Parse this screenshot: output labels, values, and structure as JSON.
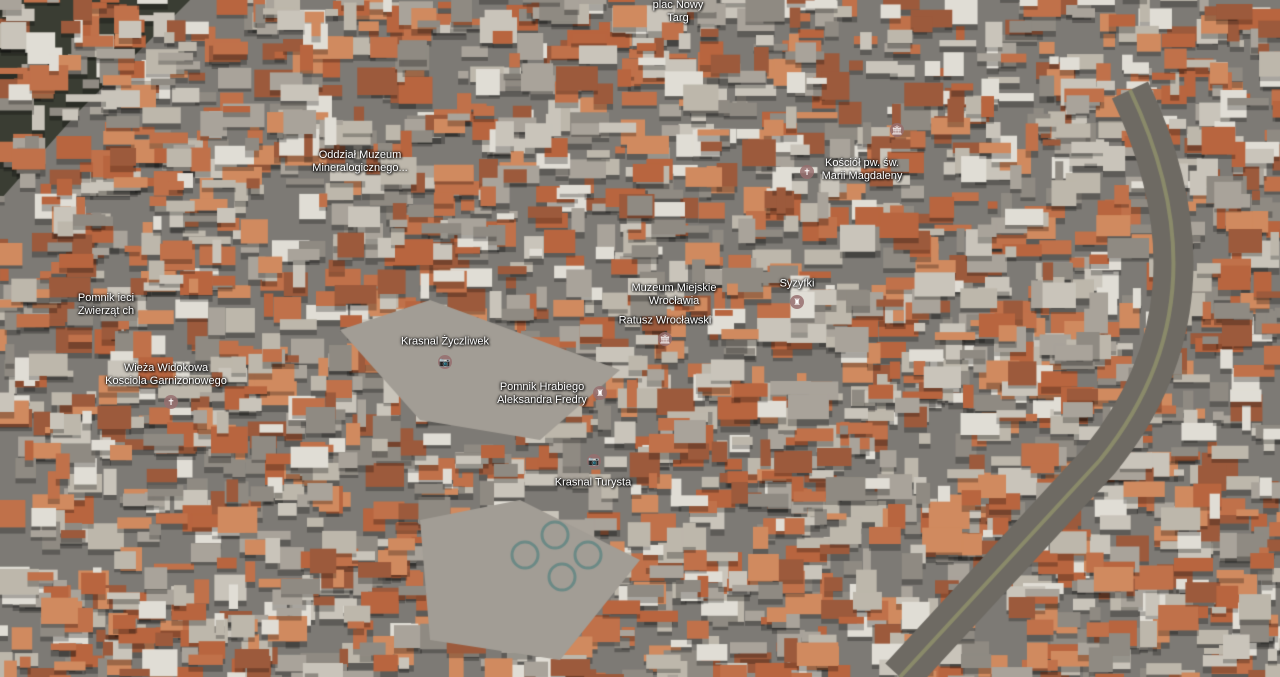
{
  "map": {
    "view": "3D satellite",
    "labels": [
      {
        "id": "plac-nowy-targ",
        "lines": [
          "plac Nowy",
          "Targ"
        ]
      },
      {
        "id": "muzeum-mineralogiczne",
        "lines": [
          "Oddział Muzeum",
          "Mineralogicznego..."
        ]
      },
      {
        "id": "kosciol-marii-magdaleny",
        "lines": [
          "Kościół pw. św.",
          "Marii Magdaleny"
        ]
      },
      {
        "id": "pomnik-zwierzat",
        "lines": [
          "Pomnik      ieci",
          "Zwierząt      ch"
        ]
      },
      {
        "id": "wieza-widokowa",
        "lines": [
          "Wieża Widokowa",
          "Kosciola Garnizonowego"
        ]
      },
      {
        "id": "muzeum-miejskie",
        "lines": [
          "Muzeum Miejskie",
          "Wrocławia"
        ]
      },
      {
        "id": "syzyfki",
        "lines": [
          "Syzyfki"
        ]
      },
      {
        "id": "ratusz",
        "lines": [
          "Ratusz Wrocławski"
        ]
      },
      {
        "id": "krasnal-zyczliwek",
        "lines": [
          "Krasnal Życzliwek"
        ]
      },
      {
        "id": "pomnik-fredry",
        "lines": [
          "Pomnik Hrabiego",
          "Aleksandra Fredry"
        ]
      },
      {
        "id": "krasnal-turysta",
        "lines": [
          "Krasnal Turysta"
        ]
      }
    ],
    "icons": {
      "camera": "📷",
      "museum": "🏛",
      "monument": "♜",
      "church": "✝"
    }
  }
}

#### TASK TO CARRY OUT
Return to the listing above and set it down exactly, leaving out its pictures.

#### REPLY TO THE TASK
Parse this screenshot: output labels, values, and structure as JSON.
{
  "map": {
    "view": "3D satellite",
    "labels": [
      {
        "id": "plac-nowy-targ",
        "lines": [
          "plac Nowy",
          "Targ"
        ]
      },
      {
        "id": "muzeum-mineralogiczne",
        "lines": [
          "Oddział Muzeum",
          "Mineralogicznego..."
        ]
      },
      {
        "id": "kosciol-marii-magdaleny",
        "lines": [
          "Kościół pw. św.",
          "Marii Magdaleny"
        ]
      },
      {
        "id": "pomnik-zwierzat",
        "lines": [
          "Pomnik      ieci",
          "Zwierząt      ch"
        ]
      },
      {
        "id": "wieza-widokowa",
        "lines": [
          "Wieża Widokowa",
          "Kosciola Garnizonowego"
        ]
      },
      {
        "id": "muzeum-miejskie",
        "lines": [
          "Muzeum Miejskie",
          "Wrocławia"
        ]
      },
      {
        "id": "syzyfki",
        "lines": [
          "Syzyfki"
        ]
      },
      {
        "id": "ratusz",
        "lines": [
          "Ratusz Wrocławski"
        ]
      },
      {
        "id": "krasnal-zyczliwek",
        "lines": [
          "Krasnal Życzliwek"
        ]
      },
      {
        "id": "pomnik-fredry",
        "lines": [
          "Pomnik Hrabiego",
          "Aleksandra Fredry"
        ]
      },
      {
        "id": "krasnal-turysta",
        "lines": [
          "Krasnal Turysta"
        ]
      }
    ],
    "icons": {
      "camera": "📷",
      "museum": "🏛",
      "monument": "♜",
      "church": "✝"
    }
  }
}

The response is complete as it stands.